Supplied records:
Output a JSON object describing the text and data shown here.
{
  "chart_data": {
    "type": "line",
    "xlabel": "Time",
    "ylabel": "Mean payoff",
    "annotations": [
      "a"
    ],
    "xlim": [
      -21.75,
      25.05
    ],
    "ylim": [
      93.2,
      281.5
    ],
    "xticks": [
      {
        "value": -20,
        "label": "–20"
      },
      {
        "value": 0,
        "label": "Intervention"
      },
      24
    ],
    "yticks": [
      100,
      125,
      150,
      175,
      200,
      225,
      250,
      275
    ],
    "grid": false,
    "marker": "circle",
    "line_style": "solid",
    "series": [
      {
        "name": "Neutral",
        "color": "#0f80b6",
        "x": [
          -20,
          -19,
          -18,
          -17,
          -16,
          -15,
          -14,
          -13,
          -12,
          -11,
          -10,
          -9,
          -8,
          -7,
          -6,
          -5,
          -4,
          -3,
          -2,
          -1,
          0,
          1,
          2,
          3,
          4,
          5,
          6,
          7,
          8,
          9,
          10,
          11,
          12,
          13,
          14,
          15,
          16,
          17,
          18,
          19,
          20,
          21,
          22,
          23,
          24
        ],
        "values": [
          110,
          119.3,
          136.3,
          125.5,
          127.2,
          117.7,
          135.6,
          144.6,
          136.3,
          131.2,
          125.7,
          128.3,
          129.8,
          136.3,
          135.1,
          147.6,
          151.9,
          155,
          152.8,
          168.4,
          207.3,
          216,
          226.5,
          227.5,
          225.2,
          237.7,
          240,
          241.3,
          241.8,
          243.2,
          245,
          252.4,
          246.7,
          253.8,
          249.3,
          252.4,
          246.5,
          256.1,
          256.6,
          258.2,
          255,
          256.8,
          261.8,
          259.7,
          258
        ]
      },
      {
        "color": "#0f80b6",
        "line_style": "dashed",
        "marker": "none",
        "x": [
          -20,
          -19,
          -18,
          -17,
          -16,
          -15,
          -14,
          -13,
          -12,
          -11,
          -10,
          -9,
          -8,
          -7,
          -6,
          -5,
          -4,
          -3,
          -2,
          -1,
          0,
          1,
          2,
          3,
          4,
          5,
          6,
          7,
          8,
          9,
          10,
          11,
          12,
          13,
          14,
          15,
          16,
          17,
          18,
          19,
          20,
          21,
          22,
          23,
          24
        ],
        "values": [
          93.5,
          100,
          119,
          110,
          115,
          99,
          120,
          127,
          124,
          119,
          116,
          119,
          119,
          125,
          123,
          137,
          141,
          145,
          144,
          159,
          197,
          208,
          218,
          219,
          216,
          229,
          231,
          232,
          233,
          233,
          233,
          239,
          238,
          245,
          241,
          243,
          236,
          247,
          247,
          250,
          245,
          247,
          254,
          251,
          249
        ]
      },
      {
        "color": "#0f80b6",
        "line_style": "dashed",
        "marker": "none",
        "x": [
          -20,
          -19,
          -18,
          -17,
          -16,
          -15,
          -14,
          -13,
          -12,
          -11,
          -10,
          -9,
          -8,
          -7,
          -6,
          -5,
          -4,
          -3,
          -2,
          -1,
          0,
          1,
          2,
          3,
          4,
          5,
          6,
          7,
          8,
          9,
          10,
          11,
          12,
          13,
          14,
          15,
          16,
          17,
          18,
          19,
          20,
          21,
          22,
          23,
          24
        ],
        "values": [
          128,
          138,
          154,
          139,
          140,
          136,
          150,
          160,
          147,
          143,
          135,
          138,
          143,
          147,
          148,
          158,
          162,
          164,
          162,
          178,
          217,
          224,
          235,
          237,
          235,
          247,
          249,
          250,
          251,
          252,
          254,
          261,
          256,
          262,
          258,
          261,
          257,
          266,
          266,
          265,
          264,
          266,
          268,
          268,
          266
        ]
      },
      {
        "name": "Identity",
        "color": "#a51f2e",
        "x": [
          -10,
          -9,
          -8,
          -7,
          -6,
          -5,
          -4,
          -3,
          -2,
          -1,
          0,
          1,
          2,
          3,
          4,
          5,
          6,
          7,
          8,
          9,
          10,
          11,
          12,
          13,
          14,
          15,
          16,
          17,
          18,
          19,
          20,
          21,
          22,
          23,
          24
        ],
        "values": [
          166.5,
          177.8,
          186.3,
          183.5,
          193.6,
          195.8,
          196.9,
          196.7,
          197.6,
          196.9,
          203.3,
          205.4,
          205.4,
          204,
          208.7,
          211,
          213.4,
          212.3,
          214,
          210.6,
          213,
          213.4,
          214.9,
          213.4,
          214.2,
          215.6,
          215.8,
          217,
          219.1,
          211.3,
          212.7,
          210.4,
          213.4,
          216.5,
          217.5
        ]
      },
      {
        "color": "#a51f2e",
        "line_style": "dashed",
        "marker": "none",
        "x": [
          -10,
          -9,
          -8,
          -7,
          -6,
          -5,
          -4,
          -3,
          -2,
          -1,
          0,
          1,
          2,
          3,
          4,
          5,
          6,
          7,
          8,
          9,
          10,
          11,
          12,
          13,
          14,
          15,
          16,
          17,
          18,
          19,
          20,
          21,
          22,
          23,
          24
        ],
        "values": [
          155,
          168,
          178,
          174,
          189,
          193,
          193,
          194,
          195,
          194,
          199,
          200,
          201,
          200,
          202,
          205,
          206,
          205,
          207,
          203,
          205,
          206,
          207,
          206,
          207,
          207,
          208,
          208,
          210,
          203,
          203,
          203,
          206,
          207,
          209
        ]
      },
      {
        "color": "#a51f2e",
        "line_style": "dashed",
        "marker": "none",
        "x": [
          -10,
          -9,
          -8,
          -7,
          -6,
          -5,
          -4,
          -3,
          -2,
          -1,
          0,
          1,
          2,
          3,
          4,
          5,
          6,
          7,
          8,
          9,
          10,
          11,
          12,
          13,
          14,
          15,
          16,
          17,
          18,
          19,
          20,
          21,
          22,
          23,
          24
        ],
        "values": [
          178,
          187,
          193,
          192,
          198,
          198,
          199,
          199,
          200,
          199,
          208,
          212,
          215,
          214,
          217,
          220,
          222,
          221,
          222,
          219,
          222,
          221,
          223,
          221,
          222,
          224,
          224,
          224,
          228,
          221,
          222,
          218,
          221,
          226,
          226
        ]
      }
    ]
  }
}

Written instruction: Please set down each line of the records exactly as given.

Exercise answer:
Output a JSON object describing the text and data shown here.
{
  "chart_data": {
    "type": "line",
    "xlabel": "Time",
    "ylabel": "Mean payoff",
    "annotations": [
      "a"
    ],
    "xlim": [
      -21.75,
      25.05
    ],
    "ylim": [
      93.2,
      281.5
    ],
    "xticks": [
      {
        "value": -20,
        "label": "–20"
      },
      {
        "value": 0,
        "label": "Intervention"
      },
      24
    ],
    "yticks": [
      100,
      125,
      150,
      175,
      200,
      225,
      250,
      275
    ],
    "grid": false,
    "marker": "circle",
    "line_style": "solid",
    "series": [
      {
        "name": "Neutral",
        "color": "#0f80b6",
        "x": [
          -20,
          -19,
          -18,
          -17,
          -16,
          -15,
          -14,
          -13,
          -12,
          -11,
          -10,
          -9,
          -8,
          -7,
          -6,
          -5,
          -4,
          -3,
          -2,
          -1,
          0,
          1,
          2,
          3,
          4,
          5,
          6,
          7,
          8,
          9,
          10,
          11,
          12,
          13,
          14,
          15,
          16,
          17,
          18,
          19,
          20,
          21,
          22,
          23,
          24
        ],
        "values": [
          110,
          119.3,
          136.3,
          125.5,
          127.2,
          117.7,
          135.6,
          144.6,
          136.3,
          131.2,
          125.7,
          128.3,
          129.8,
          136.3,
          135.1,
          147.6,
          151.9,
          155,
          152.8,
          168.4,
          207.3,
          216,
          226.5,
          227.5,
          225.2,
          237.7,
          240,
          241.3,
          241.8,
          243.2,
          245,
          252.4,
          246.7,
          253.8,
          249.3,
          252.4,
          246.5,
          256.1,
          256.6,
          258.2,
          255,
          256.8,
          261.8,
          259.7,
          258
        ]
      },
      {
        "color": "#0f80b6",
        "line_style": "dashed",
        "marker": "none",
        "x": [
          -20,
          -19,
          -18,
          -17,
          -16,
          -15,
          -14,
          -13,
          -12,
          -11,
          -10,
          -9,
          -8,
          -7,
          -6,
          -5,
          -4,
          -3,
          -2,
          -1,
          0,
          1,
          2,
          3,
          4,
          5,
          6,
          7,
          8,
          9,
          10,
          11,
          12,
          13,
          14,
          15,
          16,
          17,
          18,
          19,
          20,
          21,
          22,
          23,
          24
        ],
        "values": [
          93.5,
          100,
          119,
          110,
          115,
          99,
          120,
          127,
          124,
          119,
          116,
          119,
          119,
          125,
          123,
          137,
          141,
          145,
          144,
          159,
          197,
          208,
          218,
          219,
          216,
          229,
          231,
          232,
          233,
          233,
          233,
          239,
          238,
          245,
          241,
          243,
          236,
          247,
          247,
          250,
          245,
          247,
          254,
          251,
          249
        ]
      },
      {
        "color": "#0f80b6",
        "line_style": "dashed",
        "marker": "none",
        "x": [
          -20,
          -19,
          -18,
          -17,
          -16,
          -15,
          -14,
          -13,
          -12,
          -11,
          -10,
          -9,
          -8,
          -7,
          -6,
          -5,
          -4,
          -3,
          -2,
          -1,
          0,
          1,
          2,
          3,
          4,
          5,
          6,
          7,
          8,
          9,
          10,
          11,
          12,
          13,
          14,
          15,
          16,
          17,
          18,
          19,
          20,
          21,
          22,
          23,
          24
        ],
        "values": [
          128,
          138,
          154,
          139,
          140,
          136,
          150,
          160,
          147,
          143,
          135,
          138,
          143,
          147,
          148,
          158,
          162,
          164,
          162,
          178,
          217,
          224,
          235,
          237,
          235,
          247,
          249,
          250,
          251,
          252,
          254,
          261,
          256,
          262,
          258,
          261,
          257,
          266,
          266,
          265,
          264,
          266,
          268,
          268,
          266
        ]
      },
      {
        "name": "Identity",
        "color": "#a51f2e",
        "x": [
          -10,
          -9,
          -8,
          -7,
          -6,
          -5,
          -4,
          -3,
          -2,
          -1,
          0,
          1,
          2,
          3,
          4,
          5,
          6,
          7,
          8,
          9,
          10,
          11,
          12,
          13,
          14,
          15,
          16,
          17,
          18,
          19,
          20,
          21,
          22,
          23,
          24
        ],
        "values": [
          166.5,
          177.8,
          186.3,
          183.5,
          193.6,
          195.8,
          196.9,
          196.7,
          197.6,
          196.9,
          203.3,
          205.4,
          205.4,
          204,
          208.7,
          211,
          213.4,
          212.3,
          214,
          210.6,
          213,
          213.4,
          214.9,
          213.4,
          214.2,
          215.6,
          215.8,
          217,
          219.1,
          211.3,
          212.7,
          210.4,
          213.4,
          216.5,
          217.5
        ]
      },
      {
        "color": "#a51f2e",
        "line_style": "dashed",
        "marker": "none",
        "x": [
          -10,
          -9,
          -8,
          -7,
          -6,
          -5,
          -4,
          -3,
          -2,
          -1,
          0,
          1,
          2,
          3,
          4,
          5,
          6,
          7,
          8,
          9,
          10,
          11,
          12,
          13,
          14,
          15,
          16,
          17,
          18,
          19,
          20,
          21,
          22,
          23,
          24
        ],
        "values": [
          155,
          168,
          178,
          174,
          189,
          193,
          193,
          194,
          195,
          194,
          199,
          200,
          201,
          200,
          202,
          205,
          206,
          205,
          207,
          203,
          205,
          206,
          207,
          206,
          207,
          207,
          208,
          208,
          210,
          203,
          203,
          203,
          206,
          207,
          209
        ]
      },
      {
        "color": "#a51f2e",
        "line_style": "dashed",
        "marker": "none",
        "x": [
          -10,
          -9,
          -8,
          -7,
          -6,
          -5,
          -4,
          -3,
          -2,
          -1,
          0,
          1,
          2,
          3,
          4,
          5,
          6,
          7,
          8,
          9,
          10,
          11,
          12,
          13,
          14,
          15,
          16,
          17,
          18,
          19,
          20,
          21,
          22,
          23,
          24
        ],
        "values": [
          178,
          187,
          193,
          192,
          198,
          198,
          199,
          199,
          200,
          199,
          208,
          212,
          215,
          214,
          217,
          220,
          222,
          221,
          222,
          219,
          222,
          221,
          223,
          221,
          222,
          224,
          224,
          224,
          228,
          221,
          222,
          218,
          221,
          226,
          226
        ]
      }
    ]
  }
}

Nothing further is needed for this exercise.